Dataset items:
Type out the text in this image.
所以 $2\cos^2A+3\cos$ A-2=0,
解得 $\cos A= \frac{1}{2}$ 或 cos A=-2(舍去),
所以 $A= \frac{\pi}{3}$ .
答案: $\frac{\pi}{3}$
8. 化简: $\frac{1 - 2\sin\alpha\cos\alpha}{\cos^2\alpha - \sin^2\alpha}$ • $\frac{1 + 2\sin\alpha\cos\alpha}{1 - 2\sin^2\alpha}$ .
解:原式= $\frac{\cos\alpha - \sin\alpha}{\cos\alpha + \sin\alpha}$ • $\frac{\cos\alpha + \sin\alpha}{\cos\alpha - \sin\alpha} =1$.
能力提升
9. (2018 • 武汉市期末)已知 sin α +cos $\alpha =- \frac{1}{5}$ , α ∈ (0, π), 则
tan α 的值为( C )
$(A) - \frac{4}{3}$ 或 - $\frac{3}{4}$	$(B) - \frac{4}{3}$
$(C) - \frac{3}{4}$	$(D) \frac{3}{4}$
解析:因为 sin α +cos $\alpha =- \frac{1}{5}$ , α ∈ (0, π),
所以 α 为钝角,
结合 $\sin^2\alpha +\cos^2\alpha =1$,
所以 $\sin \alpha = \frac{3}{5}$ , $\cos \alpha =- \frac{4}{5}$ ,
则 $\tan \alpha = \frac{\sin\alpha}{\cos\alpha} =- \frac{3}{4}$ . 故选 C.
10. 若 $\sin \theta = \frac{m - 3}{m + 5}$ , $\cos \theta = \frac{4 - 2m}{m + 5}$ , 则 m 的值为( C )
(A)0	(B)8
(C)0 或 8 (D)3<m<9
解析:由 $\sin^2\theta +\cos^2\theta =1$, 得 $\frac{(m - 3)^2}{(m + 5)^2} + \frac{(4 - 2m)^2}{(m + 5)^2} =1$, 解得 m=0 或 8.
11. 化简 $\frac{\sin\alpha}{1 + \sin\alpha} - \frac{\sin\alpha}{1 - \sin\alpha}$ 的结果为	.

**Stated goal**. Read the entries above, then pull out the lines that include "alpha".

**The output**.
8. 化简: $\frac{1 - 2\sin\alpha\cos\alpha}{\cos^2\alpha - \sin^2\alpha}$ • $\frac{1 + 2\sin\alpha\cos\alpha}{1 - 2\sin^2\alpha}$ .
解:原式= $\frac{\cos\alpha - \sin\alpha}{\cos\alpha + \sin\alpha}$ • $\frac{\cos\alpha + \sin\alpha}{\cos\alpha - \sin\alpha} =1$.
9. (2018 • 武汉市期末)已知 sin α +cos $\alpha =- \frac{1}{5}$ , α ∈ (0, π), 则
解析:因为 sin α +cos $\alpha =- \frac{1}{5}$ , α ∈ (0, π),
结合 $\sin^2\alpha +\cos^2\alpha =1$,
所以 $\sin \alpha = \frac{3}{5}$ , $\cos \alpha =- \frac{4}{5}$ ,
则 $\tan \alpha = \frac{\sin\alpha}{\cos\alpha} =- \frac{3}{4}$ . 故选 C.
11. 化简 $\frac{\sin\alpha}{1 + \sin\alpha} - \frac{\sin\alpha}{1 - \sin\alpha}$ 的结果为	.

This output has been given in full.